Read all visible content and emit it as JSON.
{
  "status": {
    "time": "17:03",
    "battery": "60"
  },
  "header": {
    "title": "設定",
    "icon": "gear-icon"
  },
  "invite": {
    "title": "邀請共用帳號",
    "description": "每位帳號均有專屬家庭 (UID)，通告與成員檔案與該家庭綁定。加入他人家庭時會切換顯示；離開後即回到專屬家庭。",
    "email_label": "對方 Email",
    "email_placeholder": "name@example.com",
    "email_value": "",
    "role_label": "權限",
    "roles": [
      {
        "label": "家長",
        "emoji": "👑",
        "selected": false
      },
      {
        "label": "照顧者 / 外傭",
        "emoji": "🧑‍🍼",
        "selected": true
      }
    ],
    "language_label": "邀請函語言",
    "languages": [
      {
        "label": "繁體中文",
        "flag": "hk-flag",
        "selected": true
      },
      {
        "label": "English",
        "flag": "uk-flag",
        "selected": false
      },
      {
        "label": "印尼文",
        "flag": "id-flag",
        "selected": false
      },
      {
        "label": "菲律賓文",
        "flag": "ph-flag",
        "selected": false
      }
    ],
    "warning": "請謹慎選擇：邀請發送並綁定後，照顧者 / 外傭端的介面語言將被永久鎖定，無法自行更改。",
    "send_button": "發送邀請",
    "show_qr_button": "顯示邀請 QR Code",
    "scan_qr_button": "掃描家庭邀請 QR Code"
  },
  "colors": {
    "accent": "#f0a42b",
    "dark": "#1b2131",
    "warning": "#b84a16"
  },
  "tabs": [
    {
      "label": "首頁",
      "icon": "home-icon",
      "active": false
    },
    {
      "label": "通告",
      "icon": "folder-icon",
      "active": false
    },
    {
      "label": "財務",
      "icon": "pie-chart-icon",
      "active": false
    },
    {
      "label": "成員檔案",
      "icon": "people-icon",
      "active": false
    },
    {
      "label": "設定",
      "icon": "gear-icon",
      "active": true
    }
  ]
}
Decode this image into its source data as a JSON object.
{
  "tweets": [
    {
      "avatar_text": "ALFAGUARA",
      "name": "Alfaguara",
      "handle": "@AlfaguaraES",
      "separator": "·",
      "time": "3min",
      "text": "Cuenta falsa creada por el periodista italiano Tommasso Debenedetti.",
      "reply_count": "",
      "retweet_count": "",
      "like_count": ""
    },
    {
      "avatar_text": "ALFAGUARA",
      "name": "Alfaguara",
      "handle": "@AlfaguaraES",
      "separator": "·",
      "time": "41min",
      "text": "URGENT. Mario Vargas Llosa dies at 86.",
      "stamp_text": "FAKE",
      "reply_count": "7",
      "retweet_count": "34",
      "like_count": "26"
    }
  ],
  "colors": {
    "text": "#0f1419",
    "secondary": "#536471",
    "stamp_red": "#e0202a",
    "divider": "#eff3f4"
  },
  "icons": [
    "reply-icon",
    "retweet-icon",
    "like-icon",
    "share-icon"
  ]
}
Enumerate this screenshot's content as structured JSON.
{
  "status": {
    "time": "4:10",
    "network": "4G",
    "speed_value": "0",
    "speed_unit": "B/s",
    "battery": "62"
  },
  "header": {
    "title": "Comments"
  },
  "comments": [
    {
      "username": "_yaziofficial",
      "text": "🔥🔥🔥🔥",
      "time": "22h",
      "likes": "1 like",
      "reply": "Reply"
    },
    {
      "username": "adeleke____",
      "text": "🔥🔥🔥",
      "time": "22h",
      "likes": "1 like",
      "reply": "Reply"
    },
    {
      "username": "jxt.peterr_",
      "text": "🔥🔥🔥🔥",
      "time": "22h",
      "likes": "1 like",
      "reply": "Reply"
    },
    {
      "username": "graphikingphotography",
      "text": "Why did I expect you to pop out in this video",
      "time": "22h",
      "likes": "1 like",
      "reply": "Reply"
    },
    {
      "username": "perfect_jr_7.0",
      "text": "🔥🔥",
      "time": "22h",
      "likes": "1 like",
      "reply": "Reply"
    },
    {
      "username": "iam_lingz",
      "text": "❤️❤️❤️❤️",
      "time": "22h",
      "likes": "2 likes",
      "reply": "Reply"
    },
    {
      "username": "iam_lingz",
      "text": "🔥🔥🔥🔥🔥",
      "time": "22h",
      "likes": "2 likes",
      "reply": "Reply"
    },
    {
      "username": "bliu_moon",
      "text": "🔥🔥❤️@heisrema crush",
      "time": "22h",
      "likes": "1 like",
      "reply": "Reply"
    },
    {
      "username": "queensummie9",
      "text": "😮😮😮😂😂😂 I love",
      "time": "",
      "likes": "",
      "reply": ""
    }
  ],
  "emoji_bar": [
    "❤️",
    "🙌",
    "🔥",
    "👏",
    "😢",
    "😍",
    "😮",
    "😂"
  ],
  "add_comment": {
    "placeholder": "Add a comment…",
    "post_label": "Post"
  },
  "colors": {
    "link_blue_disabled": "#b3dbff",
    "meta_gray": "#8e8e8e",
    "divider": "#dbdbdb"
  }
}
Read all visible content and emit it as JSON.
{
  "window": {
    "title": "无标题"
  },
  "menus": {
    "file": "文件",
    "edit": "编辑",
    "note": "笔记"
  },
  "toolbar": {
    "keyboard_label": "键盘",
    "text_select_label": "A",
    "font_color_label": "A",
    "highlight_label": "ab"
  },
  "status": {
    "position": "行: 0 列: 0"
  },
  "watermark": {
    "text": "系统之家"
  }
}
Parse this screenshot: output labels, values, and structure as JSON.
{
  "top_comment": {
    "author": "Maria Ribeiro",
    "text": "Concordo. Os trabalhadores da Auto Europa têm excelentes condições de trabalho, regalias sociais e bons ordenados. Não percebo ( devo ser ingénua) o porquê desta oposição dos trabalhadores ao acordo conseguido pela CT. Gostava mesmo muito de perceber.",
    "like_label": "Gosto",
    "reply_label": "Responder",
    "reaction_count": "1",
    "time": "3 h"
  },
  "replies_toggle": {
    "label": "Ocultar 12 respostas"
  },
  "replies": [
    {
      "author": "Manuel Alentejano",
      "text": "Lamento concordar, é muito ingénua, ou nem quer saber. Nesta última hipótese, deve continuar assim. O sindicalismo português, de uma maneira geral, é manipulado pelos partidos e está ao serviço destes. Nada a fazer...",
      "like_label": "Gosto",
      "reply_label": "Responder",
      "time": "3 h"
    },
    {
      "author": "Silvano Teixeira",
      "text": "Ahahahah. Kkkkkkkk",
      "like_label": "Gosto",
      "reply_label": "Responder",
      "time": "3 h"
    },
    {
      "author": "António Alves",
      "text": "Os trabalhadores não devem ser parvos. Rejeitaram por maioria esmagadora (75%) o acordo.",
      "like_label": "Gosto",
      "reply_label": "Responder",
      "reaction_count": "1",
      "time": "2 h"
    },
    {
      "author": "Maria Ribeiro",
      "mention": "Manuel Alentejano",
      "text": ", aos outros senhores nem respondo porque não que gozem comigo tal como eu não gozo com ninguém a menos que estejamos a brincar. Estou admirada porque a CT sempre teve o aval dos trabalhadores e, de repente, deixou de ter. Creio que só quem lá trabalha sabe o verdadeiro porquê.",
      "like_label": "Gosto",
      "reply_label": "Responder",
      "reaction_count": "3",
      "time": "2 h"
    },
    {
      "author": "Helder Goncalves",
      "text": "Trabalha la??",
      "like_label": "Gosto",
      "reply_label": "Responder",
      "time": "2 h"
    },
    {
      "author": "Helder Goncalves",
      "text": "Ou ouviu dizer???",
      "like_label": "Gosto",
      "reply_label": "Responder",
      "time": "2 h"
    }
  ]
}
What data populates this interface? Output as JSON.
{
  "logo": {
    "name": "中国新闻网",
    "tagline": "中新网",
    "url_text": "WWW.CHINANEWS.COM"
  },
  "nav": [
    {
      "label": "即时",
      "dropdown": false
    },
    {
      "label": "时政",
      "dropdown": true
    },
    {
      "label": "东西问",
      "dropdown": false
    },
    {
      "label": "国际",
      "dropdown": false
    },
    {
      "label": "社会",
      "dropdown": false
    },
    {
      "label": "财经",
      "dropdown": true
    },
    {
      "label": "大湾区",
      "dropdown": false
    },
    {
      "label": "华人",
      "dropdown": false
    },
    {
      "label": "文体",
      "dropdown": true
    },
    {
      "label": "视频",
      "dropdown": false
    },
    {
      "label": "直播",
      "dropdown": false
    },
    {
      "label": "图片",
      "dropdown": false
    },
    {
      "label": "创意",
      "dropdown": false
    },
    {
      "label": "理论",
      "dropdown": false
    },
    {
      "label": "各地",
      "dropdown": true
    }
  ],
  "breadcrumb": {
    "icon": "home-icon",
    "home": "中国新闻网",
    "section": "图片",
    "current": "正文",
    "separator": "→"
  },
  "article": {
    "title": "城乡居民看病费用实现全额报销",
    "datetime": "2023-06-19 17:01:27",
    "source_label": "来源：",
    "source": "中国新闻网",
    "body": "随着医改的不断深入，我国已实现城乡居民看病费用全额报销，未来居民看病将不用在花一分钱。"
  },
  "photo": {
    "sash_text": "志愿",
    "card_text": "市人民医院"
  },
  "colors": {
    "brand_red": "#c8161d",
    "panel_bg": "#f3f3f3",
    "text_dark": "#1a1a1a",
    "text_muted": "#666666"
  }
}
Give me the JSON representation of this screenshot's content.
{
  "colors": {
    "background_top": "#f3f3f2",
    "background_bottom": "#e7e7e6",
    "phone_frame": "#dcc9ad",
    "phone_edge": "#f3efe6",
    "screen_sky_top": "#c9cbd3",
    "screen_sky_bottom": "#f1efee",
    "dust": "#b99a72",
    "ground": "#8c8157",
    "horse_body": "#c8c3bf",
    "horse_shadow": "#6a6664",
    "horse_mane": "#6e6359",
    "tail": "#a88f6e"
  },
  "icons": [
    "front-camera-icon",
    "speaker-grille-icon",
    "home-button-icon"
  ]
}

## What is asked
Repeat exactly, and only, the lines of the records above, starting with the line that contains "Give me the" and ending with the final line, both included.

## Task result
Give me the JSON representation of this screenshot's content.
{
  "colors": {
    "background_top": "#f3f3f2",
    "background_bottom": "#e7e7e6",
    "phone_frame": "#dcc9ad",
    "phone_edge": "#f3efe6",
    "screen_sky_top": "#c9cbd3",
    "screen_sky_bottom": "#f1efee",
    "dust": "#b99a72",
    "ground": "#8c8157",
    "horse_body": "#c8c3bf",
    "horse_shadow": "#6a6664",
    "horse_mane": "#6e6359",
    "tail": "#a88f6e"
  },
  "icons": [
    "front-camera-icon",
    "speaker-grille-icon",
    "home-button-icon"
  ]
}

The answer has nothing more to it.